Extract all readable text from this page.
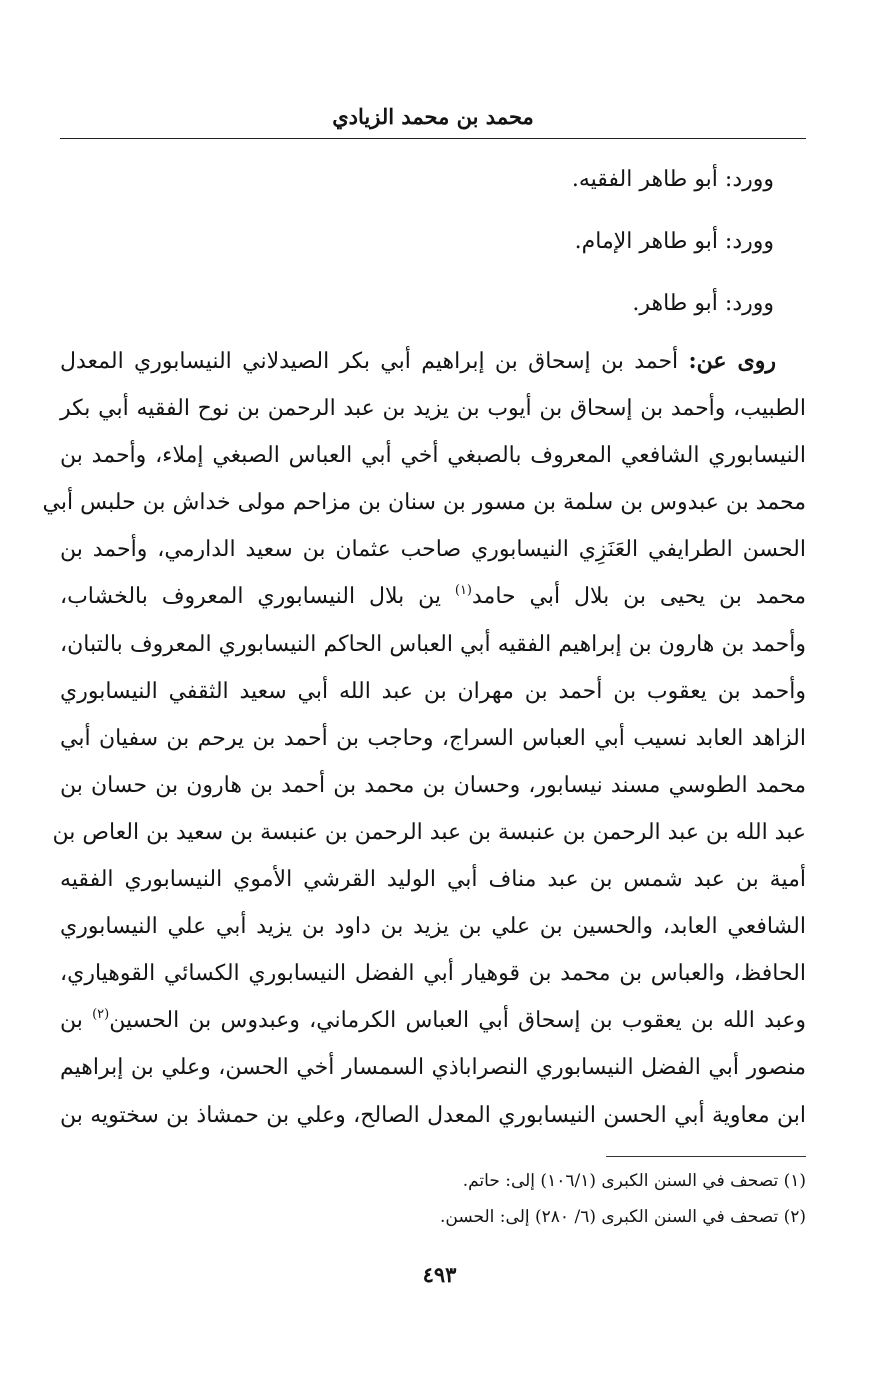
محمد بن محمد الزيادي
وورد: أبو طاهر الفقيه.
وورد: أبو طاهر الإمام.
وورد: أبو طاهر.
روى عن: أحمد بن إسحاق بن إبراهيم أبي بكر الصيدلاني النيسابوري المعدل
الطبيب، وأحمد بن إسحاق بن أيوب بن يزيد بن عبد الرحمن بن نوح الفقيه أبي بكر
النيسابوري الشافعي المعروف بالصبغي أخي أبي العباس الصبغي إملاء، وأحمد بن
محمد بن عبدوس بن سلمة بن مسور بن سنان بن مزاحم مولى خداش بن حلبس أبي
الحسن الطرايفي العَنَزِي النيسابوري صاحب عثمان بن سعيد الدارمي، وأحمد بن
محمد بن يحيى بن بلال أبي حامد$^{(١)}$ ين بلال النيسابوري المعروف بالخشاب،
وأحمد بن هارون بن إبراهيم الفقيه أبي العباس الحاكم النيسابوري المعروف بالتبان،
وأحمد بن يعقوب بن أحمد بن مهران بن عبد الله أبي سعيد الثقفي النيسابوري
الزاهد العابد نسيب أبي العباس السراج، وحاجب بن أحمد بن يرحم بن سفيان أبي
محمد الطوسي مسند نيسابور، وحسان بن محمد بن أحمد بن هارون بن حسان بن
عبد الله بن عبد الرحمن بن عنبسة بن عبد الرحمن بن عنبسة بن سعيد بن العاص بن
أمية بن عبد شمس بن عبد مناف أبي الوليد القرشي الأموي النيسابوري الفقيه
الشافعي العابد، والحسين بن علي بن يزيد بن داود بن يزيد أبي علي النيسابوري
الحافظ، والعباس بن محمد بن قوهيار أبي الفضل النيسابوري الكسائي القوهياري،
وعبد الله بن يعقوب بن إسحاق أبي العباس الكرماني، وعبدوس بن الحسين$^{(٢)}$ بن
منصور أبي الفضل النيسابوري النصراباذي السمسار أخي الحسن، وعلي بن إبراهيم
ابن معاوية أبي الحسن النيسابوري المعدل الصالح، وعلي بن حمشاذ بن سختويه بن
(١) تصحف في السنن الكبرى (١٠٦/١) إلى: حاتم.
(٢) تصحف في السنن الكبرى (٦/ ٢٨٠) إلى: الحسن.
٤٩٣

###

**Stated exercise**
Copy each line from the records above that includes the string "السنن".

**Written answer**
(١) تصحف في السنن الكبرى (١٠٦/١) إلى: حاتم.
(٢) تصحف في السنن الكبرى (٦/ ٢٨٠) إلى: الحسن.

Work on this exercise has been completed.